Begin Data excerpts
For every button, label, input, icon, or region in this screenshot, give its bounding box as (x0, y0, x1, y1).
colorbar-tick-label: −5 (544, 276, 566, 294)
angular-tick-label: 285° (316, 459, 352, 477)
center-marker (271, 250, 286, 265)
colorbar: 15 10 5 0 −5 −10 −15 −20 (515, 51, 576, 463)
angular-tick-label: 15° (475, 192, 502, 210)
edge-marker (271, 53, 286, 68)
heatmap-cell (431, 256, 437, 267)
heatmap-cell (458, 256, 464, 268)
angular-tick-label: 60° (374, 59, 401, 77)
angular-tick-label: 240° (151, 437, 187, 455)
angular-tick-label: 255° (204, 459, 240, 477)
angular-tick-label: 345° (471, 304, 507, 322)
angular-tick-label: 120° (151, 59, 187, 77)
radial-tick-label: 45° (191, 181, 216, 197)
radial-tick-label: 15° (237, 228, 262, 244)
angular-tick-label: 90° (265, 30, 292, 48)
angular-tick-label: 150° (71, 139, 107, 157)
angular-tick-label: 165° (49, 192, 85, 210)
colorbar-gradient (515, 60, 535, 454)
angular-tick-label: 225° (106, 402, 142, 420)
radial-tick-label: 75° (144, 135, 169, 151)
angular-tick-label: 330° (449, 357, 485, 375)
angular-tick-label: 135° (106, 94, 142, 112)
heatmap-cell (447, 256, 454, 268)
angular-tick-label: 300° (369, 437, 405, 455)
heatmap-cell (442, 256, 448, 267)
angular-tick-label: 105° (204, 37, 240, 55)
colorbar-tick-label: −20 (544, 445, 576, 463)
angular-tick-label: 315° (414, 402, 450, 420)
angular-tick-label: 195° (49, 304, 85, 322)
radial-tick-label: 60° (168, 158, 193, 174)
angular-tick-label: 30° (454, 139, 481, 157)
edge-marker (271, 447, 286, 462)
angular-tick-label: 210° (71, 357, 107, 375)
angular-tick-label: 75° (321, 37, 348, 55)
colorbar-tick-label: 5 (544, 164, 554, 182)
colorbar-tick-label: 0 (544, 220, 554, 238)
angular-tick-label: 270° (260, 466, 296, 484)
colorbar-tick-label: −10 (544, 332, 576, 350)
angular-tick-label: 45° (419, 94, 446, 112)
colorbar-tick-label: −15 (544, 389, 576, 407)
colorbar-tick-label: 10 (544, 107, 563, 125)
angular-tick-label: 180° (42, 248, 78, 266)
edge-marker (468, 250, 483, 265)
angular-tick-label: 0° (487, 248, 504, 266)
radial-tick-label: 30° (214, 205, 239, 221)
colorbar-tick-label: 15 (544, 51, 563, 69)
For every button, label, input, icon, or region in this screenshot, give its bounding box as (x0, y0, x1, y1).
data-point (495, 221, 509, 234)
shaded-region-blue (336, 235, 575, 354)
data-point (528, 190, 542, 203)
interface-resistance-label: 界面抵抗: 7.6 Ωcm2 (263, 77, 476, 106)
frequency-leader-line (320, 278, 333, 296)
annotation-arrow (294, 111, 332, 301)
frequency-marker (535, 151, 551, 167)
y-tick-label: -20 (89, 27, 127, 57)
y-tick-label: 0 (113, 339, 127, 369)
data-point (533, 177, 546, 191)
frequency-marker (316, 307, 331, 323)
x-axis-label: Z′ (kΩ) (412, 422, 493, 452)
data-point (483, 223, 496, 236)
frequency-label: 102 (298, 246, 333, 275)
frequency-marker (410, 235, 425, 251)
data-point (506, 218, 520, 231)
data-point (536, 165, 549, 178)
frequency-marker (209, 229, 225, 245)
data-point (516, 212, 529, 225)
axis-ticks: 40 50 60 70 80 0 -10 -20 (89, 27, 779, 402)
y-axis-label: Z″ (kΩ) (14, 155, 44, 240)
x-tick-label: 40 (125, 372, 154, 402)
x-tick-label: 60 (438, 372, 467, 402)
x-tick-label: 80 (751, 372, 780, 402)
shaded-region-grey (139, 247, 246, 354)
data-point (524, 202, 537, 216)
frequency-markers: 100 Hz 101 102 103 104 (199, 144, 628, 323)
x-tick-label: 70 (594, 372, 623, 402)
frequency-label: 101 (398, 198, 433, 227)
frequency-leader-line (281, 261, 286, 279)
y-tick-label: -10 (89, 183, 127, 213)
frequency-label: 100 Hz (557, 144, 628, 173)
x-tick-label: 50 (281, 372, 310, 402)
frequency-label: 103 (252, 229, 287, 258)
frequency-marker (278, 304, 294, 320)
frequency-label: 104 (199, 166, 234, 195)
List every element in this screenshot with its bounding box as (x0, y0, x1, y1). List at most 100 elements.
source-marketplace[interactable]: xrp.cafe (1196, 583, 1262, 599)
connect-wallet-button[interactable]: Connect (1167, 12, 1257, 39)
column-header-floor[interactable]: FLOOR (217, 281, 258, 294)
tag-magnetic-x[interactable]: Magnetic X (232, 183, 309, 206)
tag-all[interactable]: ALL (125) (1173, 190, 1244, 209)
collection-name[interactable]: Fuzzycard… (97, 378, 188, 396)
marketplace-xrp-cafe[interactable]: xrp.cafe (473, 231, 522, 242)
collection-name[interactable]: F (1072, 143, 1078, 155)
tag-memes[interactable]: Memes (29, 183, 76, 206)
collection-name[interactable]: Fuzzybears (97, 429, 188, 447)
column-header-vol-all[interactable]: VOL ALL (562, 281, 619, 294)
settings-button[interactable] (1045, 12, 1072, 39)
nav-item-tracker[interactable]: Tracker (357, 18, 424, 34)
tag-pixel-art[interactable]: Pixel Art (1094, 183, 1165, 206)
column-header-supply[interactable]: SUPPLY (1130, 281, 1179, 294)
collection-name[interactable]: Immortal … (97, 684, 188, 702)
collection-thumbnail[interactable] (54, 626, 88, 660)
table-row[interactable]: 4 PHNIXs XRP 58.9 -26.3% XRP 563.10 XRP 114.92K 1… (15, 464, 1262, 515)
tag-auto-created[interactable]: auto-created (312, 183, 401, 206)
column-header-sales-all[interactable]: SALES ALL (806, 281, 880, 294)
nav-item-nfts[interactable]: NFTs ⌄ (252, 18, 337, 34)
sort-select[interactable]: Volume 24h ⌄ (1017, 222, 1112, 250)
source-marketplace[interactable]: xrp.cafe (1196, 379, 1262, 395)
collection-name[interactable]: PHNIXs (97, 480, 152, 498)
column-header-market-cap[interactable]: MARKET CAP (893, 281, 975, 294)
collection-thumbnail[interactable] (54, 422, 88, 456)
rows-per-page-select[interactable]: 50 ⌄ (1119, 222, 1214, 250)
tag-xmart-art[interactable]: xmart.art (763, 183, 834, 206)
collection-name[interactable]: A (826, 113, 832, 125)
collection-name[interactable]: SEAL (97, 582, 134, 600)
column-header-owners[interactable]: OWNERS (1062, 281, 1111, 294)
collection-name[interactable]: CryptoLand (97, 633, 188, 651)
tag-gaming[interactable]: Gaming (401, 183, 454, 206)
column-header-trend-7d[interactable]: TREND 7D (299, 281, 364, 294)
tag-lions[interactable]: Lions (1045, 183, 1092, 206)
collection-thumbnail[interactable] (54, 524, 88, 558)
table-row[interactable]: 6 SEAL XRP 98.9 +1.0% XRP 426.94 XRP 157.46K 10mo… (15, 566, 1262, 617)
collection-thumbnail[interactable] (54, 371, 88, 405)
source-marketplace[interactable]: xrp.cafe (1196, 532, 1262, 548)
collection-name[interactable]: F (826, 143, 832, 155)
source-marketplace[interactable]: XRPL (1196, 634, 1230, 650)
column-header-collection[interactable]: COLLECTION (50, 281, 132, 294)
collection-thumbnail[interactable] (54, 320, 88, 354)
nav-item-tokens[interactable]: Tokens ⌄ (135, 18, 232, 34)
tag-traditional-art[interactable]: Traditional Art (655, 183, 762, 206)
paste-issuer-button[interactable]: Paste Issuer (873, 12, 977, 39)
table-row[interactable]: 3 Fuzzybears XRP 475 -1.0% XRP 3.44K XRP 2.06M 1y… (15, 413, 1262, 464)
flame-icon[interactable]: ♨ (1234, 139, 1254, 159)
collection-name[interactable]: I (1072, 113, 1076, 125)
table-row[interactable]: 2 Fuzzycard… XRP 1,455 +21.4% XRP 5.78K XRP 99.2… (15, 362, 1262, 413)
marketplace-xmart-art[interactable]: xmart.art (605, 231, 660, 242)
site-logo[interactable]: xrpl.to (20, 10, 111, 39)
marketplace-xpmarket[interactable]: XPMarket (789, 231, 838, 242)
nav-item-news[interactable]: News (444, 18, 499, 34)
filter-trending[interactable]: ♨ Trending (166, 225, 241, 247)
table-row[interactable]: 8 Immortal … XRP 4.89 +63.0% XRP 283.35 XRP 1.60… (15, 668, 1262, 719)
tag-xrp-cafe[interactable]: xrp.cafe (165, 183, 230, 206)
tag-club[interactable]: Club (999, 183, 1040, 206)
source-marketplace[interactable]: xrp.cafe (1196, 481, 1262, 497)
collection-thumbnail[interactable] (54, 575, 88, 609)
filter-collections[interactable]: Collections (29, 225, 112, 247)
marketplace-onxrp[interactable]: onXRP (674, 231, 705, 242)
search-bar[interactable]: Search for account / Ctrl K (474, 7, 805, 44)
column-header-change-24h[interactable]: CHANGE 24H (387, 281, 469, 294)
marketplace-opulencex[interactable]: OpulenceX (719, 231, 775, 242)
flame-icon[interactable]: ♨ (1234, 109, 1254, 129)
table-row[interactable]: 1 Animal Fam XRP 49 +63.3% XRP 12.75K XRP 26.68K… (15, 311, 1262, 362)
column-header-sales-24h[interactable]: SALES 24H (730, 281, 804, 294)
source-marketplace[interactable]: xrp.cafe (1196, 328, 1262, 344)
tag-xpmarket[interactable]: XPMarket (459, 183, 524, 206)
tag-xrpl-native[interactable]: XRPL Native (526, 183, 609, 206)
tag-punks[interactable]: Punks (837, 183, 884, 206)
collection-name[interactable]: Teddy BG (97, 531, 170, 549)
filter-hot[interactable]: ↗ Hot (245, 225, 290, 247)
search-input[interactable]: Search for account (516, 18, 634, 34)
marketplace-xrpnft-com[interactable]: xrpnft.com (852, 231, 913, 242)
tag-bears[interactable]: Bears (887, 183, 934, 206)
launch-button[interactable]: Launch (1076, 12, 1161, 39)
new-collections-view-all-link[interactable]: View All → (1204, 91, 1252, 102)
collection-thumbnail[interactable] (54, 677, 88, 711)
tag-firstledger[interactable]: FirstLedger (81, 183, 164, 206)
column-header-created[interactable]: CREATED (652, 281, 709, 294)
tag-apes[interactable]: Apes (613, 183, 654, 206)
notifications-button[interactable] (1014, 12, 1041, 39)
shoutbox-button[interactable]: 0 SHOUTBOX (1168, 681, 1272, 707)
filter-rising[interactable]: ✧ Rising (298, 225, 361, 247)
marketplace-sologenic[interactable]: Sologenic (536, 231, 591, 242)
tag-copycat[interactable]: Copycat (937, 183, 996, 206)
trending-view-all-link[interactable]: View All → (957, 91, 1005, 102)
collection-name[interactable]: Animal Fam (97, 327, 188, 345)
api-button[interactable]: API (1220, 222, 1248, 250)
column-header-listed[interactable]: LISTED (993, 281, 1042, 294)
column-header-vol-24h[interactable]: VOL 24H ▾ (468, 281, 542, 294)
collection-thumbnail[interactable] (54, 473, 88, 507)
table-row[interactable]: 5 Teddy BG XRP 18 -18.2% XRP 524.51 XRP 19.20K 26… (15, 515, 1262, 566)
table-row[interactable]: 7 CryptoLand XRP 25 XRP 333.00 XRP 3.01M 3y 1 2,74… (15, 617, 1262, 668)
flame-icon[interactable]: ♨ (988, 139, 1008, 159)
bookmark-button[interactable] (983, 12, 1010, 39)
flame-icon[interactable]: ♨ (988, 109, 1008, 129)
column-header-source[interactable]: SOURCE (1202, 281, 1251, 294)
End Data excerpts
Put everything from the start of the records down to the line containing "radial-tick-label: 75° (144, 135, 169, 151)" into a Markdown table with the columns Row and Line, one numbered row per line, skipping any blank lines.

■ **Output**:
| Row | Line |
|---|---|
| 1 | For every button, label, input, icon, or region in this screenshot, give its bounding box as (x0, y0, x1, y1). |
| 2 | colorbar-tick-label: −5 (544, 276, 566, 294) |
| 3 | angular-tick-label: 285° (316, 459, 352, 477) |
| 4 | center-marker (271, 250, 286, 265) |
| 5 | colorbar: 15 10 5 0 −5 −10 −15 −20 (515, 51, 576, 463) |
| 6 | angular-tick-label: 15° (475, 192, 502, 210) |
| 7 | edge-marker (271, 53, 286, 68) |
| 8 | heatmap-cell (431, 256, 437, 267) |
| 9 | heatmap-cell (458, 256, 464, 268) |
| 10 | angular-tick-label: 60° (374, 59, 401, 77) |
| 11 | angular-tick-label: 240° (151, 437, 187, 455) |
| 12 | angular-tick-label: 255° (204, 459, 240, 477) |
| 13 | angular-tick-label: 345° (471, 304, 507, 322) |
| 14 | angular-tick-label: 120° (151, 59, 187, 77) |
| 15 | radial-tick-label: 45° (191, 181, 216, 197) |
| 16 | radial-tick-label: 15° (237, 228, 262, 244) |
| 17 | angular-tick-label: 90° (265, 30, 292, 48) |
| 18 | angular-tick-label: 150° (71, 139, 107, 157) |
| 19 | angular-tick-label: 165° (49, 192, 85, 210) |
| 20 | colorbar-gradient (515, 60, 535, 454) |
| 21 | angular-tick-label: 225° (106, 402, 142, 420) |
| 22 | radial-tick-label: 75° (144, 135, 169, 151) |